(Items from a data source)
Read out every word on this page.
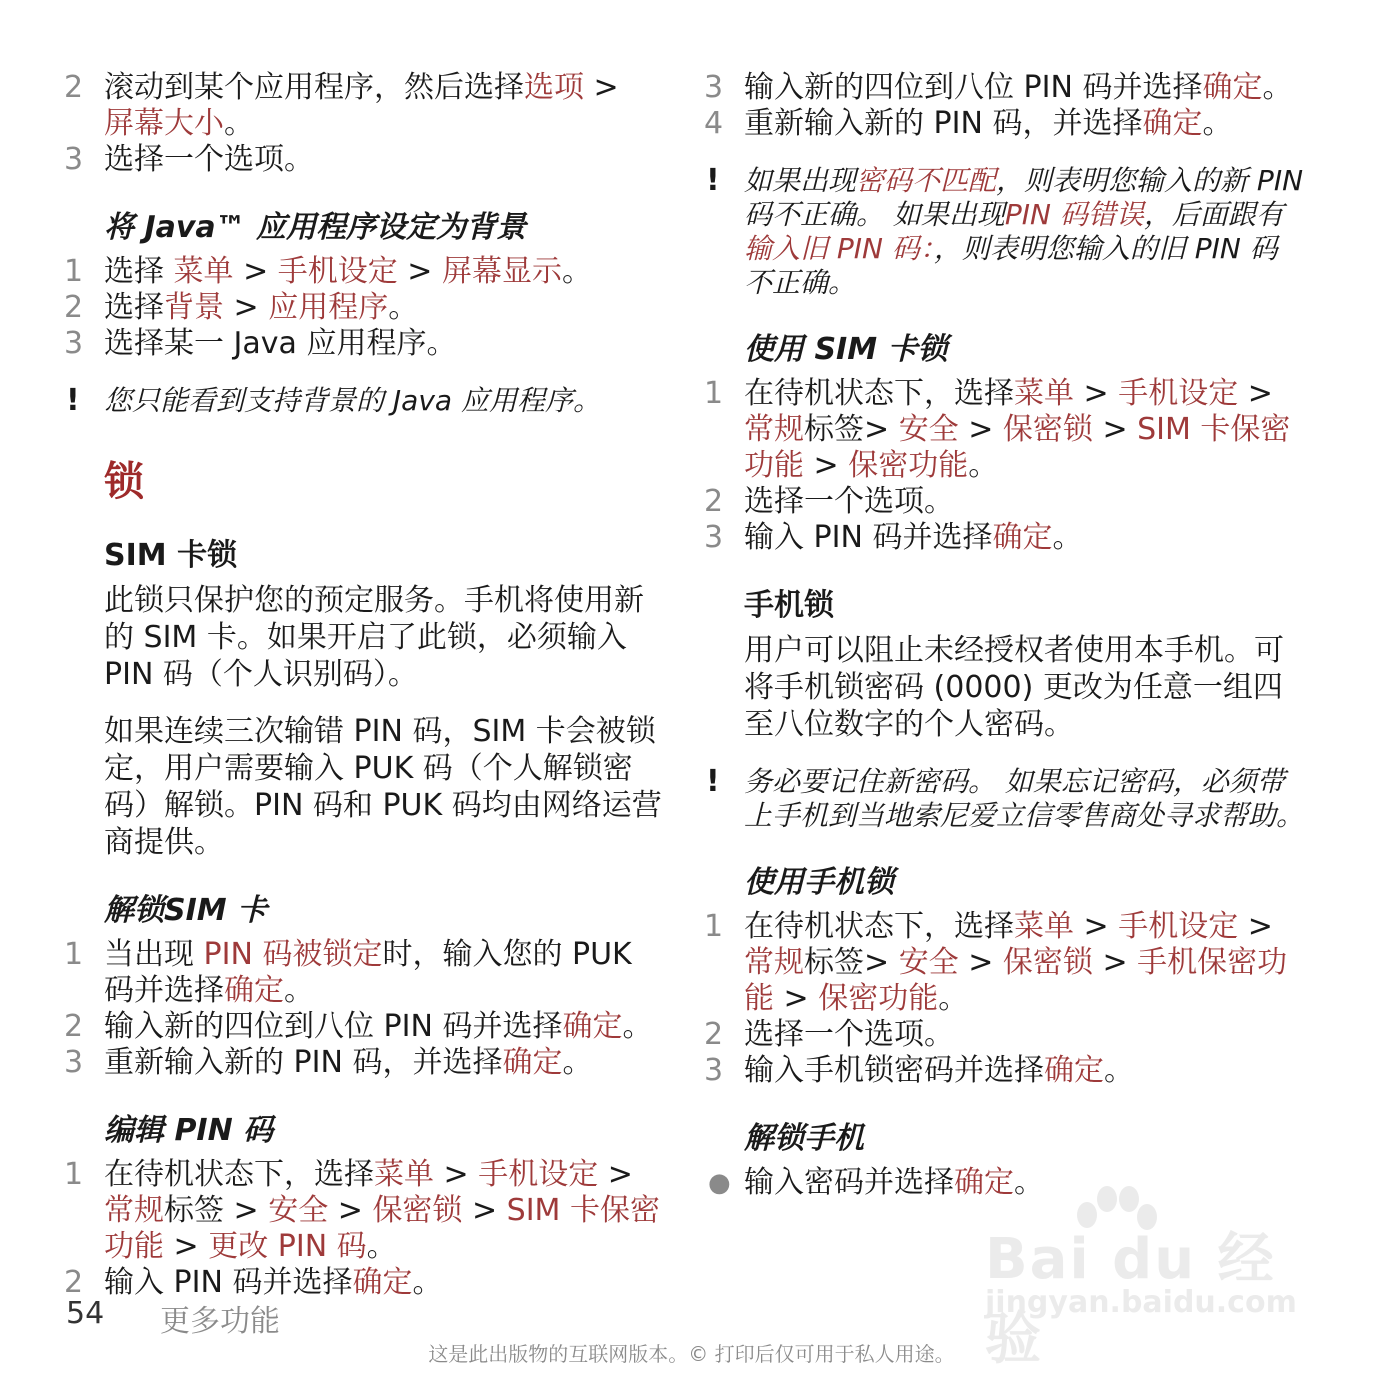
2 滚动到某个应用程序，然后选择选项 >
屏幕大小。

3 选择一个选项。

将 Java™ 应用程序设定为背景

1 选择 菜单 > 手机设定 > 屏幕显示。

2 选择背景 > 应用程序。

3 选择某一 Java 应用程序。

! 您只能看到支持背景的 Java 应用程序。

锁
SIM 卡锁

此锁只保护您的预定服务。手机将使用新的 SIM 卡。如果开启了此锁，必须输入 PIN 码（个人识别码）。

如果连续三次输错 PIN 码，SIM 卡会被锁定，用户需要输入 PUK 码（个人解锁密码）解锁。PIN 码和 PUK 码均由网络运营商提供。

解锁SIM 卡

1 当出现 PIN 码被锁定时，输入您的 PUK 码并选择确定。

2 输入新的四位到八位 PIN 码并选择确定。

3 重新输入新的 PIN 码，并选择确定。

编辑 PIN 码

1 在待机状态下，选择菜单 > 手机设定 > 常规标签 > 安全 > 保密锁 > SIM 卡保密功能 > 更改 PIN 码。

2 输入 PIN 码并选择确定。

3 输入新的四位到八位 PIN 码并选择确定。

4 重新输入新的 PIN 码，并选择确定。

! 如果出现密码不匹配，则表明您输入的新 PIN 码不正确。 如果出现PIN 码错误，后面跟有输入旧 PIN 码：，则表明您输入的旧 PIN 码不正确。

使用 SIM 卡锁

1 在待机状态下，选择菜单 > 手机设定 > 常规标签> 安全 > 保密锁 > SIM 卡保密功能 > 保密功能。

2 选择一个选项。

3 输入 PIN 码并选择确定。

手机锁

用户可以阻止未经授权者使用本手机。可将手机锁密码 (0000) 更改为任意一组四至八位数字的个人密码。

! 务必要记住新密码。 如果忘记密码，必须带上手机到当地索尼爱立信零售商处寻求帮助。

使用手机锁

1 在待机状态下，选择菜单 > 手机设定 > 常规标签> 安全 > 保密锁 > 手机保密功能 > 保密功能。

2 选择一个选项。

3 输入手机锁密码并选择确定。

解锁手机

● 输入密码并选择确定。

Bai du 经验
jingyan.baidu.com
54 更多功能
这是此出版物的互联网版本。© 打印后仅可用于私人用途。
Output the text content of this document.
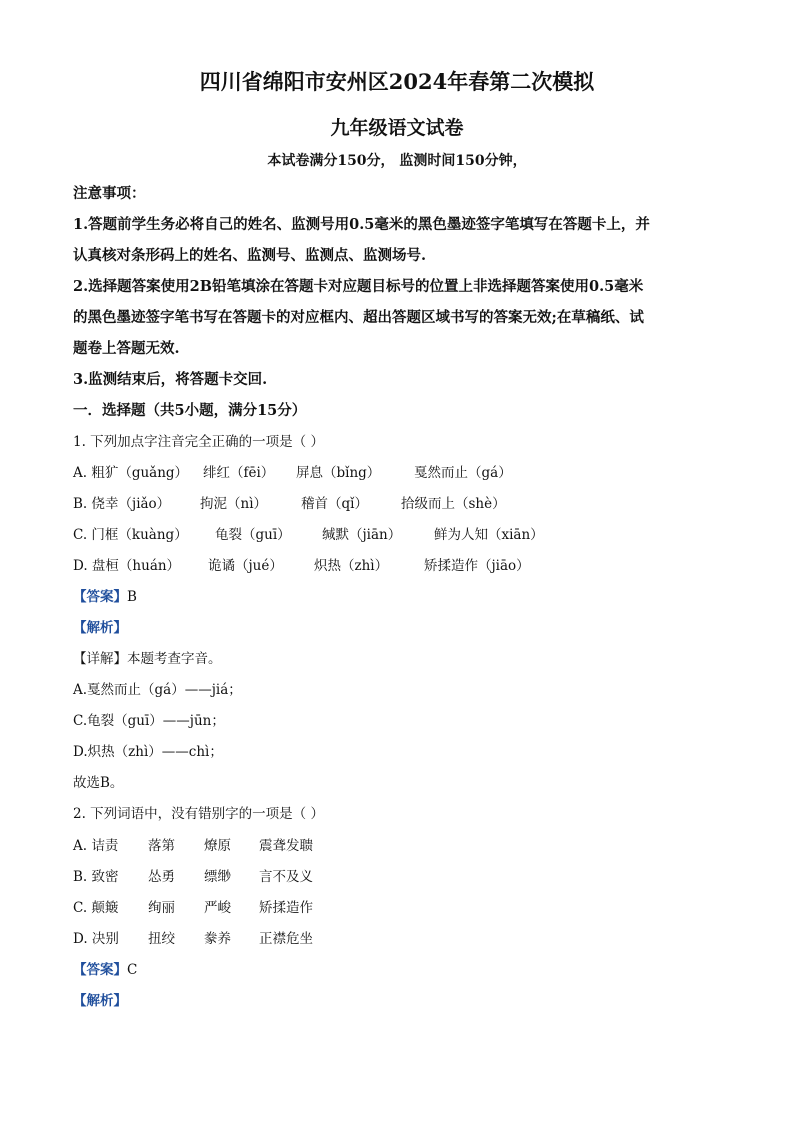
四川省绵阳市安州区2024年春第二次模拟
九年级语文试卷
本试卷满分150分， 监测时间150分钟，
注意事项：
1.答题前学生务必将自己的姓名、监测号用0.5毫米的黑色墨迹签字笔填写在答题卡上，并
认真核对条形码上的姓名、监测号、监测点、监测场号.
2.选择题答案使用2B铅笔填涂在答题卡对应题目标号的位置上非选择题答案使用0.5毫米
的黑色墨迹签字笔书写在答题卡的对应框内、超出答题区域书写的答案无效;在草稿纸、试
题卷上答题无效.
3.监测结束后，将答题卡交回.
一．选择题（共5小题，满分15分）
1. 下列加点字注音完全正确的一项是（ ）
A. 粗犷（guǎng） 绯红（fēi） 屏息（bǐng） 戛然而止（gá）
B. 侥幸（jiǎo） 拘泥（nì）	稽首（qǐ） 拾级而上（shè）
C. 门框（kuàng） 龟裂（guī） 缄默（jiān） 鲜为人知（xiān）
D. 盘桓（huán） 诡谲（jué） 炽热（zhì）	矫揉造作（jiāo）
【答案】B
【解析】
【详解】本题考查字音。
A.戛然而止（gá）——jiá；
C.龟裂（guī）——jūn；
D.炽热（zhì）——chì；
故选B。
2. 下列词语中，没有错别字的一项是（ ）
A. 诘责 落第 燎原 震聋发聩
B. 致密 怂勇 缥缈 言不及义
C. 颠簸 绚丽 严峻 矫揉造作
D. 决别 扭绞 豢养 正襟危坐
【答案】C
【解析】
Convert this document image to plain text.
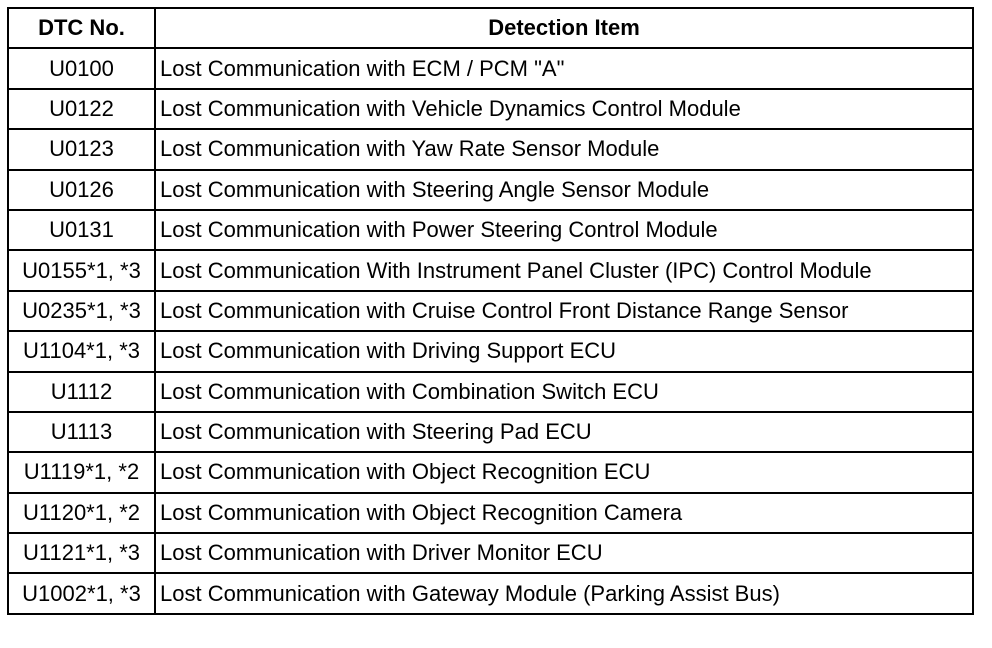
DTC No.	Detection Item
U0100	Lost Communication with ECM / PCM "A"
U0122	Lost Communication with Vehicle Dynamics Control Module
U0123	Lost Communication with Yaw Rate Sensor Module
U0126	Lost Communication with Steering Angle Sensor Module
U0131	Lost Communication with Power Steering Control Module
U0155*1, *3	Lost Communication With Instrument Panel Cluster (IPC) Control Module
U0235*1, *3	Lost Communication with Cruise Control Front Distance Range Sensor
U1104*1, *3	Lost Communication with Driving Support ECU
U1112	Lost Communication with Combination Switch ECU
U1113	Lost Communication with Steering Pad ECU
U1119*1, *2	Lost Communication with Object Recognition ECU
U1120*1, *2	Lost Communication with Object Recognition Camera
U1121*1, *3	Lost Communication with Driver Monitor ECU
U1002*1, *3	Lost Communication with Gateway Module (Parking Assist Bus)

Task description → Find the word "text" in the data and copy out each line where it turns up.

Solution to this exercise →
Output the text content of this document.
Convert this document image to plain text.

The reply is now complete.